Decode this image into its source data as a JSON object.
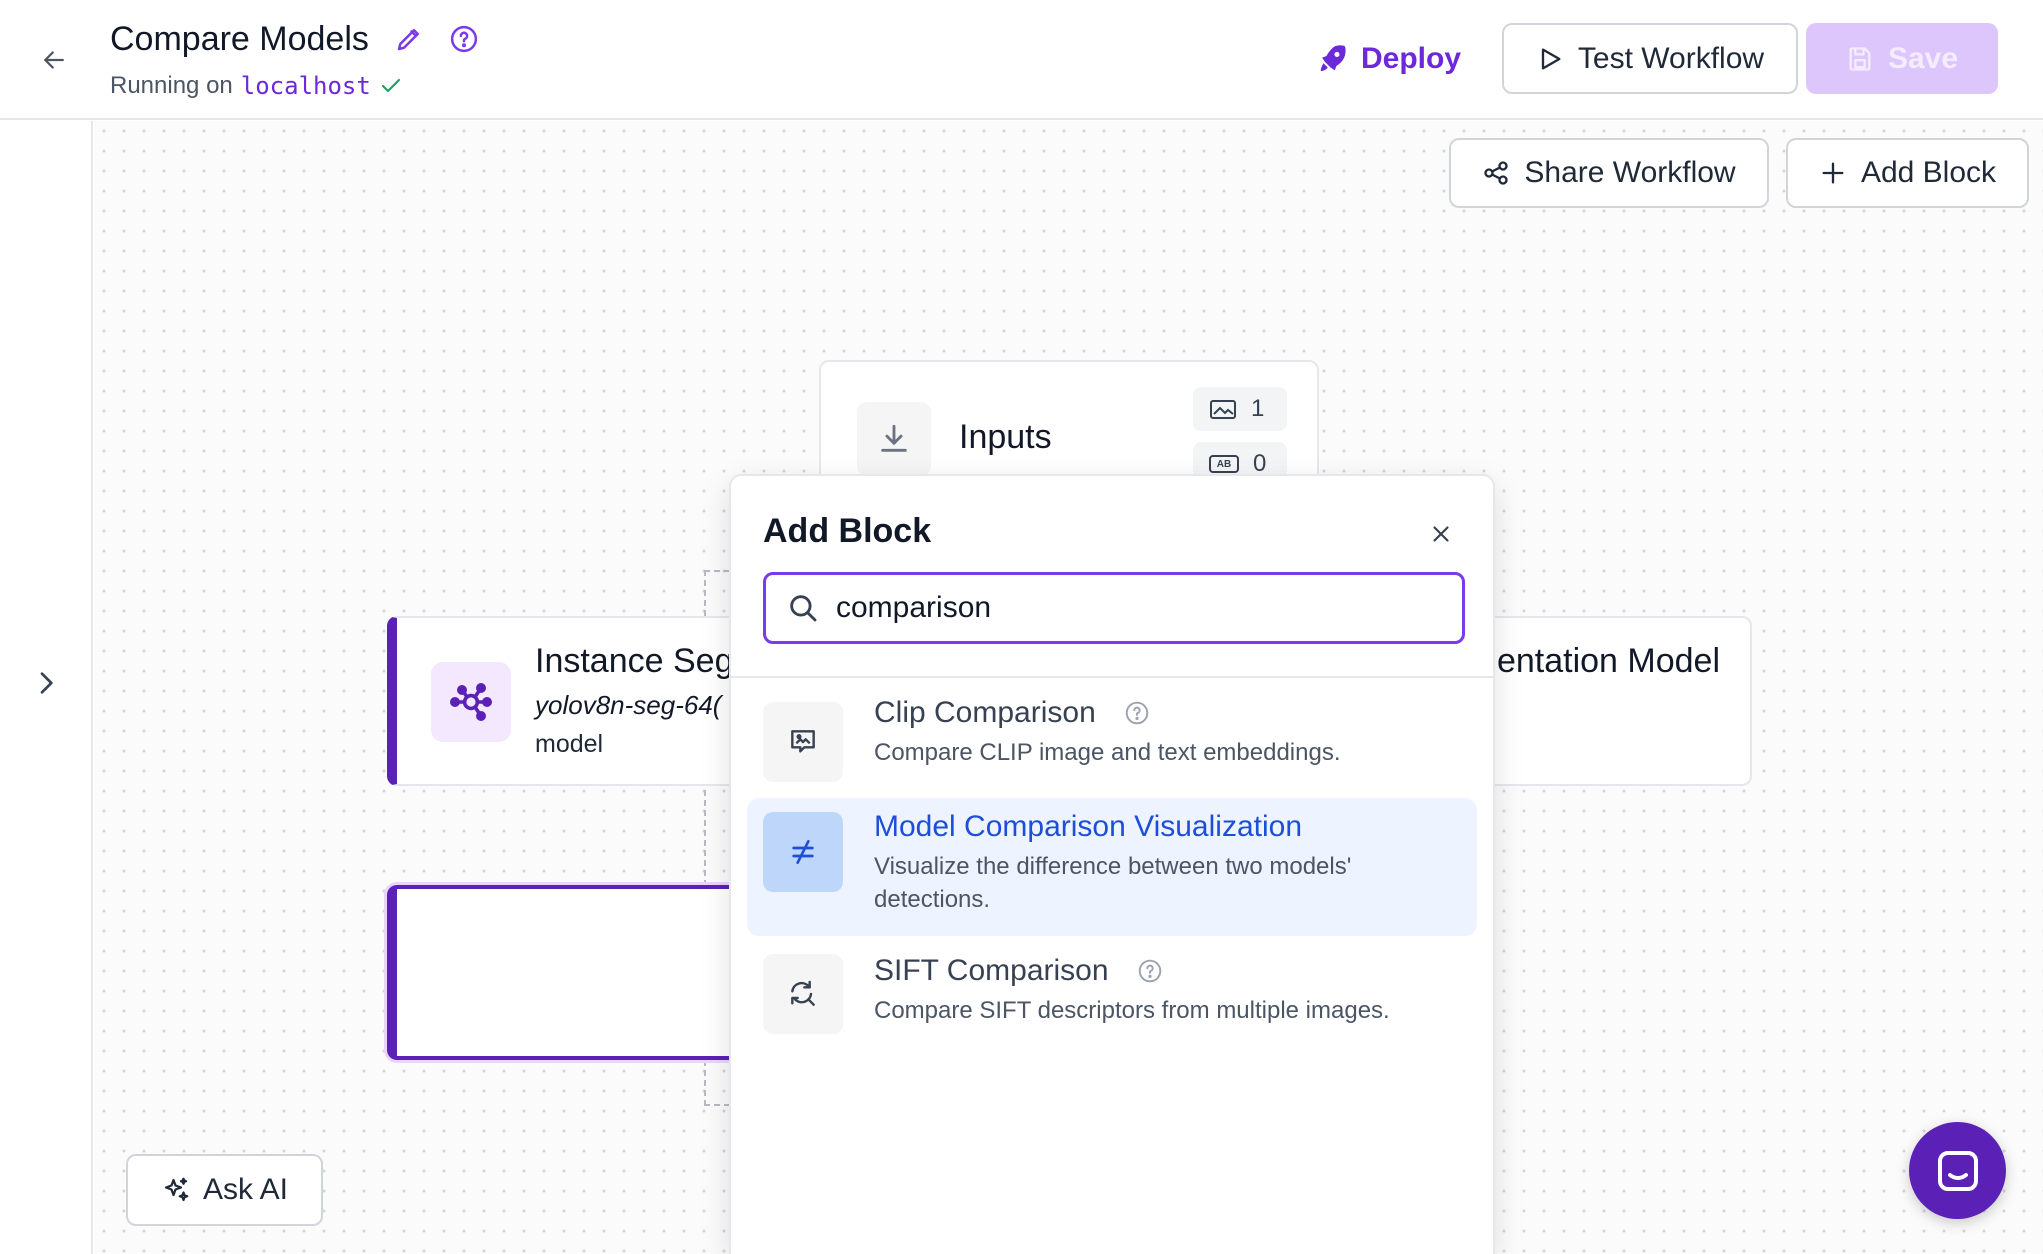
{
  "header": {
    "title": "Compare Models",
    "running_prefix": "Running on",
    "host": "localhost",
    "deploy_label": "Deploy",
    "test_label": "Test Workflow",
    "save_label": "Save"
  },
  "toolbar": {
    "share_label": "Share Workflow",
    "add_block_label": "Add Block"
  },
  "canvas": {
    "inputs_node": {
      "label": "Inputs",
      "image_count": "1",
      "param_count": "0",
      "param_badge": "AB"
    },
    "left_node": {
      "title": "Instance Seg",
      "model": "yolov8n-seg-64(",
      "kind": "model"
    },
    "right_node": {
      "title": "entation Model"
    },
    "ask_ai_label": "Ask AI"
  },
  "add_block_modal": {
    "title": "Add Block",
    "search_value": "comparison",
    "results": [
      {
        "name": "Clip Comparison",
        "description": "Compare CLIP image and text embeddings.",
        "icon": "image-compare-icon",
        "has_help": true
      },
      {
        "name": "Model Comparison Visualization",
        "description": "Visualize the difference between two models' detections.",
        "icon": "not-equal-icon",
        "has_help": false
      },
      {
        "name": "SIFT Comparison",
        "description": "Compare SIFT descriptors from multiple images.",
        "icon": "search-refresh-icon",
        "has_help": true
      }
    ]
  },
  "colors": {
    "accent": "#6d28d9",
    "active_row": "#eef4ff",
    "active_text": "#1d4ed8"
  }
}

==

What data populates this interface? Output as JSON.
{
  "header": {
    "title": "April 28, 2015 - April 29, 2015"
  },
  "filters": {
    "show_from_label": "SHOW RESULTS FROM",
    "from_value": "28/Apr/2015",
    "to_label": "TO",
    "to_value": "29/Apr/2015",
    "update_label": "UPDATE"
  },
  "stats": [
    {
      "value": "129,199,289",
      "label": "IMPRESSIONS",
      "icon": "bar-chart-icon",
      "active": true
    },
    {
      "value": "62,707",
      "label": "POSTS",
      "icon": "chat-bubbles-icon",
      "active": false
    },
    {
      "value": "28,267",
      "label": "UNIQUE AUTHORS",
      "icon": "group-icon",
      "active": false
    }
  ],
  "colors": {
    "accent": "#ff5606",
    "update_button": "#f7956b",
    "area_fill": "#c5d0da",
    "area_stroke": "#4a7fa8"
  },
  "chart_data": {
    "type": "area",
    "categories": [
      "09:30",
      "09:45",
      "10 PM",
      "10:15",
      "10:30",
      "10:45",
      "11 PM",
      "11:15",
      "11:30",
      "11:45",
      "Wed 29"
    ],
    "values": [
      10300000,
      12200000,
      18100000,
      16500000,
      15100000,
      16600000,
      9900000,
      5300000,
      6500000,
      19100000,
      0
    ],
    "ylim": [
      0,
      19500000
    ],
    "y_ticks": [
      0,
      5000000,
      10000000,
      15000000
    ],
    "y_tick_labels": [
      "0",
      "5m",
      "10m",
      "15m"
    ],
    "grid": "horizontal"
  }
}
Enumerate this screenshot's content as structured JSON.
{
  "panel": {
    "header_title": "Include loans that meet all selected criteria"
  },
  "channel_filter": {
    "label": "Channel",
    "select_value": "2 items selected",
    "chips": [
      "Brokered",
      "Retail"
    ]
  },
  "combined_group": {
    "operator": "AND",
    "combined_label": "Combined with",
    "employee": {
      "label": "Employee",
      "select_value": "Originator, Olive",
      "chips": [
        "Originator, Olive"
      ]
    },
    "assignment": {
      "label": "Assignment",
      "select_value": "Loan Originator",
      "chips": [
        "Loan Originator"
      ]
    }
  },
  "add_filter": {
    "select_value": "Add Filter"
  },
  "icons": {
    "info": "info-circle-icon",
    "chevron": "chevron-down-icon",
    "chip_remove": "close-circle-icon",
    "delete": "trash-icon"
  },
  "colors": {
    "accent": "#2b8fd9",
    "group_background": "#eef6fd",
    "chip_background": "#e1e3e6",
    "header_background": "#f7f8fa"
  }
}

### PROBLEM STATEMENT
Copy the lines from the entries above in which the word "description" appears.

### SOLVED PROBLEM
        "description": "Compare CLIP image and text embeddings.",
        "description": "Visualize the difference between two models' detections.",
        "description": "Compare SIFT descriptors from multiple images.",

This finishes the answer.